WORK INSTRUCTIONS
Pull out every line below containing the word "should".

RECORD SET
----

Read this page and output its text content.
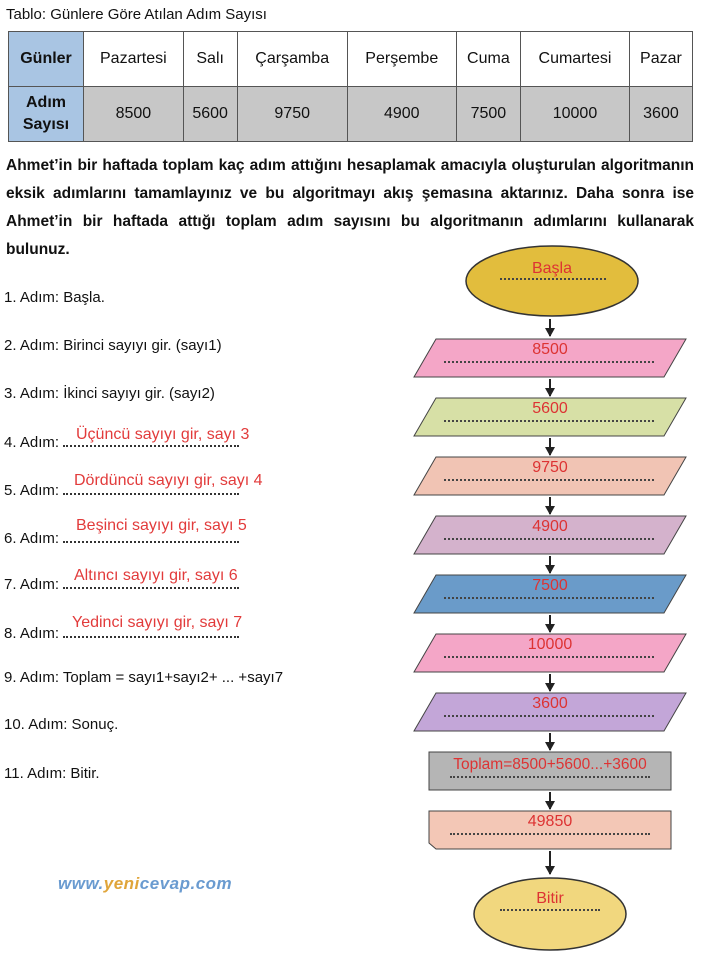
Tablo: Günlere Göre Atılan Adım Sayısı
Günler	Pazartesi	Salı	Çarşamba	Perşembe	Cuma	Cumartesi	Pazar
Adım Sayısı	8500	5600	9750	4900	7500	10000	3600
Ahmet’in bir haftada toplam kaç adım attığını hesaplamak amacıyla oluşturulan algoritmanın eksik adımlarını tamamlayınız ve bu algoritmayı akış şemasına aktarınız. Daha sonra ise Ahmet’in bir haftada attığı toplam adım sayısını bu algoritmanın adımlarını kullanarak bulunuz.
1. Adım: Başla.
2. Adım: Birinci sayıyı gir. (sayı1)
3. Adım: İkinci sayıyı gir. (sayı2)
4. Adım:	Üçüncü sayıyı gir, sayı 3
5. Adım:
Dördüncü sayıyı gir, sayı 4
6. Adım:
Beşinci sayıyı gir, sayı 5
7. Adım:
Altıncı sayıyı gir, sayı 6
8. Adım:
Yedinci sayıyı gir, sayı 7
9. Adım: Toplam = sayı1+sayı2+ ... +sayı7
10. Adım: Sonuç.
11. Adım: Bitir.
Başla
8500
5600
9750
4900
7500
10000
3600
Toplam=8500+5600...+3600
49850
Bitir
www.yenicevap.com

----

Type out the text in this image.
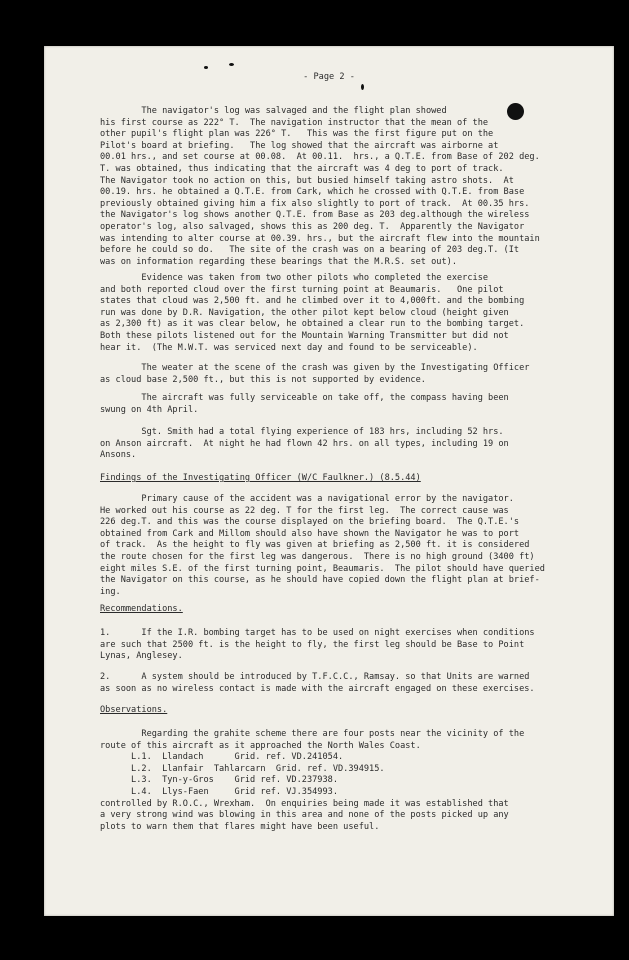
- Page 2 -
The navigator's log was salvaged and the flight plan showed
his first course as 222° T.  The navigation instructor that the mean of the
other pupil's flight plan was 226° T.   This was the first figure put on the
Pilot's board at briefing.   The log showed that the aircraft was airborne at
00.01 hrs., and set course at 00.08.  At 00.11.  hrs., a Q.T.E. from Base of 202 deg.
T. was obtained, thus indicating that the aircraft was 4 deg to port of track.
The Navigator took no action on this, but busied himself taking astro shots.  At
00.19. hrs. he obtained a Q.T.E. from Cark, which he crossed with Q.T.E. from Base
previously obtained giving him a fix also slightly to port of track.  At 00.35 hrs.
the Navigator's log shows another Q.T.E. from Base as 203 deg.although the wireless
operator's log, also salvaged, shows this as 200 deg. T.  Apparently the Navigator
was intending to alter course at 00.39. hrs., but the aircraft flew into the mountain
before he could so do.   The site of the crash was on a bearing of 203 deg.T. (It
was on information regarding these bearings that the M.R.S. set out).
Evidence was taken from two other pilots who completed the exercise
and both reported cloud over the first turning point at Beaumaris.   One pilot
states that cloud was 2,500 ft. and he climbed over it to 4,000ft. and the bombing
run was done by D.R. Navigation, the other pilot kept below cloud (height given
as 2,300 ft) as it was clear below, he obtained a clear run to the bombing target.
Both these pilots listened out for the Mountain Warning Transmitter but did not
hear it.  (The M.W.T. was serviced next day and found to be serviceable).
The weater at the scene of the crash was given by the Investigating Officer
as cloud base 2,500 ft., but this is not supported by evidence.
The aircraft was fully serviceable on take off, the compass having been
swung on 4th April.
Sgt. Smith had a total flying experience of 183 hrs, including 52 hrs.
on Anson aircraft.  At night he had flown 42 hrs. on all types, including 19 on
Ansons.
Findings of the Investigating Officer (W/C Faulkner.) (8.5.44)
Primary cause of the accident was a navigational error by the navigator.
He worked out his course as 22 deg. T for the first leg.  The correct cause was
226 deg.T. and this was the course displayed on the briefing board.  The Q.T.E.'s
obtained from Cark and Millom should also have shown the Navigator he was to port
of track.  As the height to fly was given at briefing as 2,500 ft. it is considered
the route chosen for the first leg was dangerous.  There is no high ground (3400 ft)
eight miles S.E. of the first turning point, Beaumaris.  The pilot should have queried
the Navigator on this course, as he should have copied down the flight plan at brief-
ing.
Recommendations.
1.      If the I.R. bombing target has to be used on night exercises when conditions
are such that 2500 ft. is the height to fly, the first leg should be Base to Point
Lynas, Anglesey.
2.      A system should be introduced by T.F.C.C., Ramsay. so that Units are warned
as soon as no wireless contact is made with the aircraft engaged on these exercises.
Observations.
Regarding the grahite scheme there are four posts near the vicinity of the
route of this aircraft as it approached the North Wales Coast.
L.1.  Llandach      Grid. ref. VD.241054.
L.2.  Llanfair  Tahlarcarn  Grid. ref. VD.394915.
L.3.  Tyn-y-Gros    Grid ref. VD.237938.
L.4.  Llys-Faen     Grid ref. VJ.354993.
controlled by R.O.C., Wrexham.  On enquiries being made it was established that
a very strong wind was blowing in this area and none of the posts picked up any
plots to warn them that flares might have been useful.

----

ANSWER TO THIS TASK
obtained from Cark and Millom should also have shown the Navigator he was to port
eight miles S.E. of the first turning point, Beaumaris.  The pilot should have queried
the Navigator on this course, as he should have copied down the flight plan at brief-
are such that 2500 ft. is the height to fly, the first leg should be Base to Point
2.      A system should be introduced by T.F.C.C., Ramsay. so that Units are warned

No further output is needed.